> [TASK DESCRIPTION]:
Retype all of the material below line for line without changing anything, and leave the pictures out of your copy.

> [MATERIAL]:
○ ○ ○ ○ ○
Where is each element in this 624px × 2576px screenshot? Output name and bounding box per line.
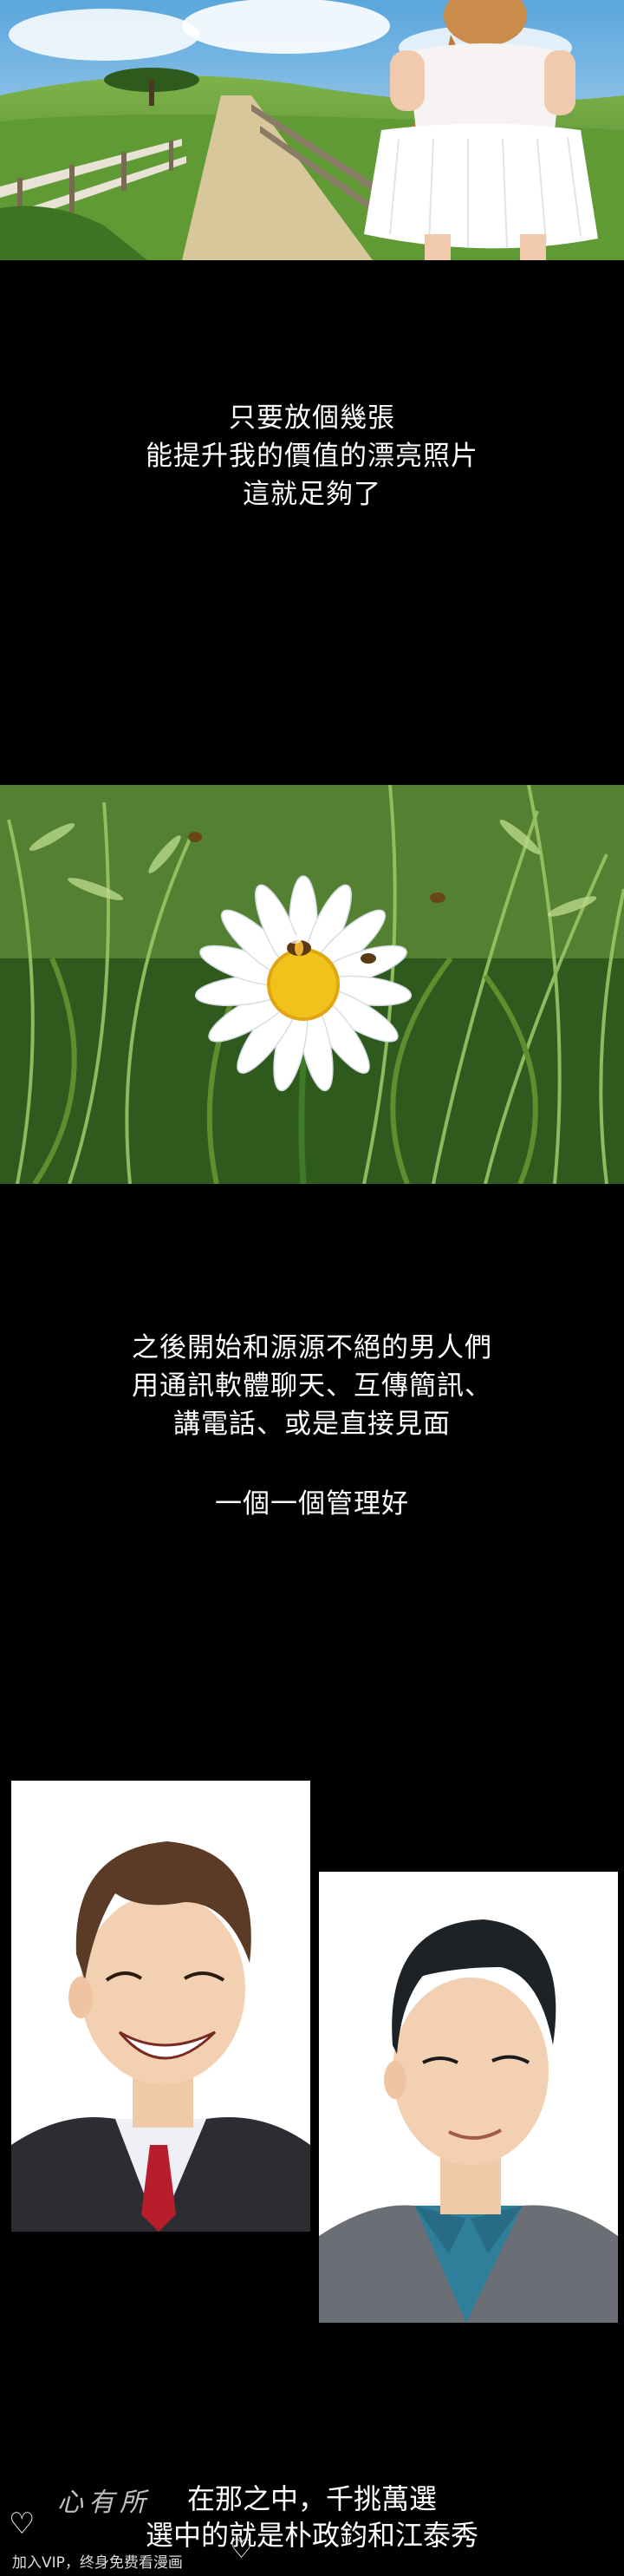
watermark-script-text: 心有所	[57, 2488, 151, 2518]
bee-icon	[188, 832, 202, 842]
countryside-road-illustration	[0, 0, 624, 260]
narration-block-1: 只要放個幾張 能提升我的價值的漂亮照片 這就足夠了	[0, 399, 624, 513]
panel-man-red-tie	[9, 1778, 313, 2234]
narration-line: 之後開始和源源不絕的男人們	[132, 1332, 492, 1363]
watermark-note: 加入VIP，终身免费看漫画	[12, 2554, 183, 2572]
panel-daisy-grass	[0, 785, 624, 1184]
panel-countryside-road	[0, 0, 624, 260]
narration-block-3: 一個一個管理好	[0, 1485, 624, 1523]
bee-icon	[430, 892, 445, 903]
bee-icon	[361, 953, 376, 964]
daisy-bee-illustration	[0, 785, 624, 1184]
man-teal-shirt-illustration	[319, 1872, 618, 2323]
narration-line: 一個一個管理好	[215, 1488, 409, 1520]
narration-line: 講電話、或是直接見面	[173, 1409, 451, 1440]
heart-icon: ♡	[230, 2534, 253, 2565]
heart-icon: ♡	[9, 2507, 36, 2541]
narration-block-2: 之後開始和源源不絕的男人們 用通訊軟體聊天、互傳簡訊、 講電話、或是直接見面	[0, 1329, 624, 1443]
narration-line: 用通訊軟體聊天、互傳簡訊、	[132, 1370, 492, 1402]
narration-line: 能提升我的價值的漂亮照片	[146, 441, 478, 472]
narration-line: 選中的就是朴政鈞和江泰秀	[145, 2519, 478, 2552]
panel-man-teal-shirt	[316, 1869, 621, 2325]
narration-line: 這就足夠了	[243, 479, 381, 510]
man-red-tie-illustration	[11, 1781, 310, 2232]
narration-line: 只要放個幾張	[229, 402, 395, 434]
○ ○ ○ ○ ○
> [ANSWER FOR THIS EXERCISE]:
Where is each element in this 624px × 2576px screenshot? Output name and bounding box per line.
watermark-script-text: 心有所	[57, 2488, 151, 2518]
bee-icon	[188, 832, 202, 842]
countryside-road-illustration	[0, 0, 624, 260]
narration-block-1: 只要放個幾張 能提升我的價值的漂亮照片 這就足夠了	[0, 399, 624, 513]
panel-man-red-tie	[9, 1778, 313, 2234]
narration-line: 之後開始和源源不絕的男人們	[132, 1332, 492, 1363]
watermark-note: 加入VIP，终身免费看漫画	[12, 2554, 183, 2572]
panel-daisy-grass	[0, 785, 624, 1184]
panel-countryside-road	[0, 0, 624, 260]
narration-block-3: 一個一個管理好	[0, 1485, 624, 1523]
bee-icon	[430, 892, 445, 903]
bee-icon	[361, 953, 376, 964]
daisy-bee-illustration	[0, 785, 624, 1184]
man-teal-shirt-illustration	[319, 1872, 618, 2323]
narration-line: 一個一個管理好	[215, 1488, 409, 1520]
narration-line: 講電話、或是直接見面	[173, 1409, 451, 1440]
heart-icon: ♡	[230, 2534, 253, 2565]
heart-icon: ♡	[9, 2507, 36, 2541]
narration-block-2: 之後開始和源源不絕的男人們 用通訊軟體聊天、互傳簡訊、 講電話、或是直接見面	[0, 1329, 624, 1443]
narration-line: 用通訊軟體聊天、互傳簡訊、	[132, 1370, 492, 1402]
narration-line: 能提升我的價值的漂亮照片	[146, 441, 478, 472]
narration-line: 選中的就是朴政鈞和江泰秀	[145, 2519, 478, 2552]
panel-man-teal-shirt	[316, 1869, 621, 2325]
narration-line: 這就足夠了	[243, 479, 381, 510]
man-red-tie-illustration	[11, 1781, 310, 2232]
narration-line: 只要放個幾張	[229, 402, 395, 434]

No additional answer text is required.